- EXERCISE PROMPT
Reproduce in full, word for word, the passage below on parental soothing, shame-repair and early brain development.

This developmentally necessary change in the parent-child relationship is emotionally stressful. It is important that the parent soothe the toddler after imposing restrictions on him, to help him cope with his ‘shame-stress’. Reassurance of the parent’s love repairs the child’s wounded ‘self’ and restores his self-confidence. If parents diligently assist with their child’s shame–repair, he soon learns to take over, and based on his parents’ role modelling, repair his own shame when needed. Inner representations -stored as emotional and narrative memory in the brain – of a soothing and reassuring parent are used later in life as a template for shame-repair. This internal portrait of a reassuring adult is essential so that as an adult the individual won’t be disabled or overly inhibited by experiences of shame. Though this process is usually unconscious, it secures our ability to self-soothe, and to recover from shame when needed.
Psychological and social problems arise when a child grows up with too many images of a disapproving face stored in the brain centres that store implicit memory, without the subsequent images of a soothing and reassuring adult. A child that lacks these positive images, stored in his emotional memory centres, is at risk of slipping into depression, becoming overly inhibited, or defensively hostile.
From the earliest moments of life, parental nurturance shapes the child’s emotional makeup, literally altering the course of brain- growth. One of the key elements of secure parentchild attachment is affectionate eye-contact. A parent’s sustained, loving gaze and smile suffuses infants with indescribable joy. What ensues is a cascade of dopamine, endogenous opioids, enkephalins and endo rphins in the baby’s brain – all feel-good chemicals associated with loving relations. This joy-precipitated surge of brain chemicals promotes the maturation of precise regions of the cortex, which are concerned with healthy regulation of emotion later in life. Every baby requires this kind of nourishing experience regularly and frequently, for healthy brain development.

- MATERIAL PROVIDED
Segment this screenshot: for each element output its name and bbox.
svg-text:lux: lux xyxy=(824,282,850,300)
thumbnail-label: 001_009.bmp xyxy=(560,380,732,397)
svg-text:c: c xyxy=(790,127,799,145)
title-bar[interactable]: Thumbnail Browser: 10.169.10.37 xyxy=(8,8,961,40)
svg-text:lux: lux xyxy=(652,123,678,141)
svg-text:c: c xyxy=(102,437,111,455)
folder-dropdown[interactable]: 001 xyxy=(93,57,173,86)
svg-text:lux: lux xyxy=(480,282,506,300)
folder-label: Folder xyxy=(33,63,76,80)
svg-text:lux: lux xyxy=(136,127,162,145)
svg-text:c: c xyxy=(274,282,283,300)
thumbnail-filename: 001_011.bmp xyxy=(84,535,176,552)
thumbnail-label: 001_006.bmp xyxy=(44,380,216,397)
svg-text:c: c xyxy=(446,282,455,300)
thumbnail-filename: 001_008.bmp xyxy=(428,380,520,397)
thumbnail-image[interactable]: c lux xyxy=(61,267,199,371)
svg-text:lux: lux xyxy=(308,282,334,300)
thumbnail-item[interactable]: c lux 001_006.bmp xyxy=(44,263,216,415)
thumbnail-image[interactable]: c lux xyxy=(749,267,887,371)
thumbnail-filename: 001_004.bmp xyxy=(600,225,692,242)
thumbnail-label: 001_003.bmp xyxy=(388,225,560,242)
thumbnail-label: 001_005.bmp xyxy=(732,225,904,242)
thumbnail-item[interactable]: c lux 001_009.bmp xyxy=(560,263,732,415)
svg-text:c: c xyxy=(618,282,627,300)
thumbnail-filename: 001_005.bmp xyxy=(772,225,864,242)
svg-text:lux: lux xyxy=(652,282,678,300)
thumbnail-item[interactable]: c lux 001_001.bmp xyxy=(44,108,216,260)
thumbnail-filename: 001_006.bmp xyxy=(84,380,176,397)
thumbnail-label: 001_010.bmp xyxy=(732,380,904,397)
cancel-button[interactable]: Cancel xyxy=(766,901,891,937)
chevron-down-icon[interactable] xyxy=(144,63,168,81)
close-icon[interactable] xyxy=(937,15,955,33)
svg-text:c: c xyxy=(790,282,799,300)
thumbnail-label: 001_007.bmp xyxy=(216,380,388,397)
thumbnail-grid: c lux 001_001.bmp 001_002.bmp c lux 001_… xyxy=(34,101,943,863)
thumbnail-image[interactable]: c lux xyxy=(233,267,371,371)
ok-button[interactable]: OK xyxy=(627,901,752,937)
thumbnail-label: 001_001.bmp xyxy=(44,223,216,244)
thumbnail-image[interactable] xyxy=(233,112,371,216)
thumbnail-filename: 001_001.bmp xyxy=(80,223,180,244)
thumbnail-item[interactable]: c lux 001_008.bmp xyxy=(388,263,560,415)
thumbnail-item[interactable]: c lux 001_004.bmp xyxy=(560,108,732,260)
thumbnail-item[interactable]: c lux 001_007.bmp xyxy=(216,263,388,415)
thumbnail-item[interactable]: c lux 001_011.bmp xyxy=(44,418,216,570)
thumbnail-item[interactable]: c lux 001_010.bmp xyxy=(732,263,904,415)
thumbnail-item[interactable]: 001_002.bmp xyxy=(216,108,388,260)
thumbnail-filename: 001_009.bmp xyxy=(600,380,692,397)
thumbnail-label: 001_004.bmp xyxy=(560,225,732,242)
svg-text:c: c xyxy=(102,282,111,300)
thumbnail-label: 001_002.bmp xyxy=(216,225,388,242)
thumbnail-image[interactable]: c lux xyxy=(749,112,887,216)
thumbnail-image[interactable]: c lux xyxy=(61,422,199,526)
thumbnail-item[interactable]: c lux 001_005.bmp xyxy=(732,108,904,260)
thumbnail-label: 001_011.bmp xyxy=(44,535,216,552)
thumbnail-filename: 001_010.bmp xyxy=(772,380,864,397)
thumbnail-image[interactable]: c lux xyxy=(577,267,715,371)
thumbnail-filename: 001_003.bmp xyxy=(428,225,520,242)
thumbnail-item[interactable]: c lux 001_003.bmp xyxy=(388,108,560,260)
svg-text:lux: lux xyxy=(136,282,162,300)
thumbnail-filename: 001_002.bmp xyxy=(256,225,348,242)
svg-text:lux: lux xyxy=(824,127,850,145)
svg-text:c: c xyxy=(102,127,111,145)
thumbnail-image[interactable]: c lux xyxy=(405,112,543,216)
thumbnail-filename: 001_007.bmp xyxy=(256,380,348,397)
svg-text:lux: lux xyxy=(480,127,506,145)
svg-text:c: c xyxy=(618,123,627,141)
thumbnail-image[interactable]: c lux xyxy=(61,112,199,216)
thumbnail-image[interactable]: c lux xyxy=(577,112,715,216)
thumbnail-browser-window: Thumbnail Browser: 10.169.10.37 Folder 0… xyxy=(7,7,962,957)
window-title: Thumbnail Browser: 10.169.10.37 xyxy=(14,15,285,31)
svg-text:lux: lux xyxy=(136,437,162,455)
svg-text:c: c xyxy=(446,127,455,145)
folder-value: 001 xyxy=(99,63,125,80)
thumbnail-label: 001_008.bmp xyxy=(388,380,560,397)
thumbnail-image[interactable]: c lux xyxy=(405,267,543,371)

- TASK ANSWER
This developmentally necessary change in the parent-child relationship is emotionally stressful. It is important that the parent soothe the toddler after imposing restrictions on him, to help him cope with his ‘shame-stress’. Reassurance of the parent’s love repairs the child’s wounded ‘self’ and restores his self-confidence. If parents diligently assist with their child’s shame–repair, he soon learns to take over, and based on his parents’ role modelling, repair his own shame when needed. Inner representations -stored as emotional and narrative memory in the brain – of a soothing and reassuring parent are used later in life as a template for shame-repair. This internal portrait of a reassuring adult is essential so that as an adult the individual won’t be disabled or overly inhibited by experiences of shame. Though this process is usually unconscious, it secures our ability to self-soothe, and to recover from shame when needed.
Psychological and social problems arise when a child grows up with too many images of a disapproving face stored in the brain centres that store implicit memory, without the subsequent images of a soothing and reassuring adult. A child that lacks these positive images, stored in his emotional memory centres, is at risk of slipping into depression, becoming overly inhibited, or defensively hostile.
From the earliest moments of life, parental nurturance shapes the child’s emotional makeup, literally altering the course of brain- growth. One of the key elements of secure parentchild attachment is affectionate eye-contact. A parent’s sustained, loving gaze and smile suffuses infants with indescribable joy. What ensues is a cascade of dopamine, endogenous opioids, enkephalins and endo rphins in the baby’s brain – all feel-good chemicals associated with loving relations. This joy-precipitated surge of brain chemicals promotes the maturation of precise regions of the cortex, which are concerned with healthy regulation of emotion later in life. Every baby requires this kind of nourishing experience regularly and frequently, for healthy brain development.